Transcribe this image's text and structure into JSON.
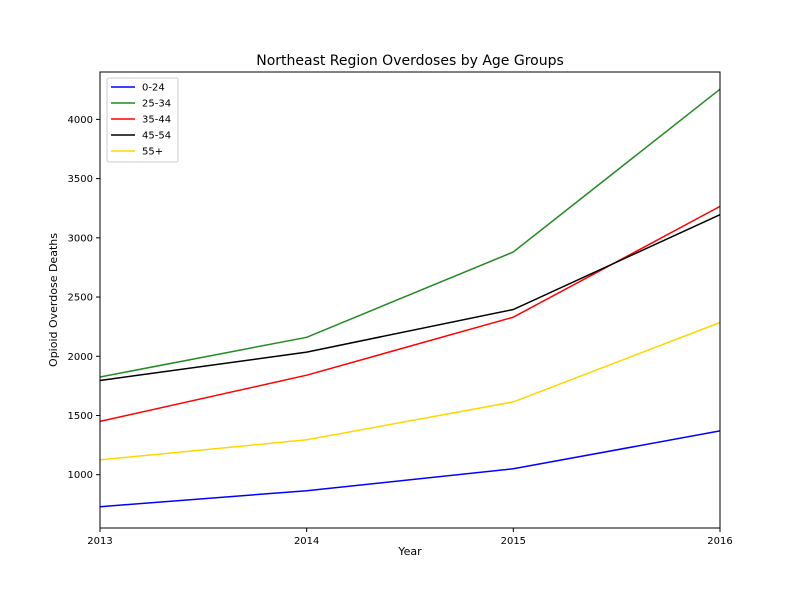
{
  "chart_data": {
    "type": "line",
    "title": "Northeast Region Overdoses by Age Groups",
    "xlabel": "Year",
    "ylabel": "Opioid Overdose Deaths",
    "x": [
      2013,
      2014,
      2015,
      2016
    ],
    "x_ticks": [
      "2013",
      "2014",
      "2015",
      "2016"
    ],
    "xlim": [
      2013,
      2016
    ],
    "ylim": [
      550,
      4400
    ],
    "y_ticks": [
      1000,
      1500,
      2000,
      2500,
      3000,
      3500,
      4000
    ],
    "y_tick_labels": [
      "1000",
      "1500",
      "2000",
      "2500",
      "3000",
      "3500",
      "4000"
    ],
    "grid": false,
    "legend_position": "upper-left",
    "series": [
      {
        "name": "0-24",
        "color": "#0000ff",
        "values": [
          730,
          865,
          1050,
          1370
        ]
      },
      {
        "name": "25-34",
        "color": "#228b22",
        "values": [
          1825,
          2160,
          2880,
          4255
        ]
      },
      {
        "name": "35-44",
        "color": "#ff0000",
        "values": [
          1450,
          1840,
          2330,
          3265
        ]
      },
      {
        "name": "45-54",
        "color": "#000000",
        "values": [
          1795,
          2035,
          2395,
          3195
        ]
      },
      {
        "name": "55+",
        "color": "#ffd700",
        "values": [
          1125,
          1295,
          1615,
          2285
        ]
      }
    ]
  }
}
=-=-=
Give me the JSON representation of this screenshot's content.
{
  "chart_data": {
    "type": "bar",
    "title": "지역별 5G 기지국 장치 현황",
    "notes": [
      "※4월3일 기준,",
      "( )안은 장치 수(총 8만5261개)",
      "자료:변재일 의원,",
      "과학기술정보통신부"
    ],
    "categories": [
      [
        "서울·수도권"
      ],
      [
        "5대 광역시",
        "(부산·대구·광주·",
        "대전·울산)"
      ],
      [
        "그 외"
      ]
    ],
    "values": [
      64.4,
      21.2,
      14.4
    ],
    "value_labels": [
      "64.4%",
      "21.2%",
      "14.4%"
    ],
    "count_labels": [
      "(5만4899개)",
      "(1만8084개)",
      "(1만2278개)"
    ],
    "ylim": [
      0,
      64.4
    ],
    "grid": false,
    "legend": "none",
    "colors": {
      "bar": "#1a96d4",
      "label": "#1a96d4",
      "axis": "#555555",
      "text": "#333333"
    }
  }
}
=-=-=
GOAL:
Go through the listing above and locate each line that holds the word "title". Copy those lines.

EXERCISE RESULT:
    "title": "Northeast Region Overdoses by Age Groups",
    "title": "지역별 5G 기지국 장치 현황",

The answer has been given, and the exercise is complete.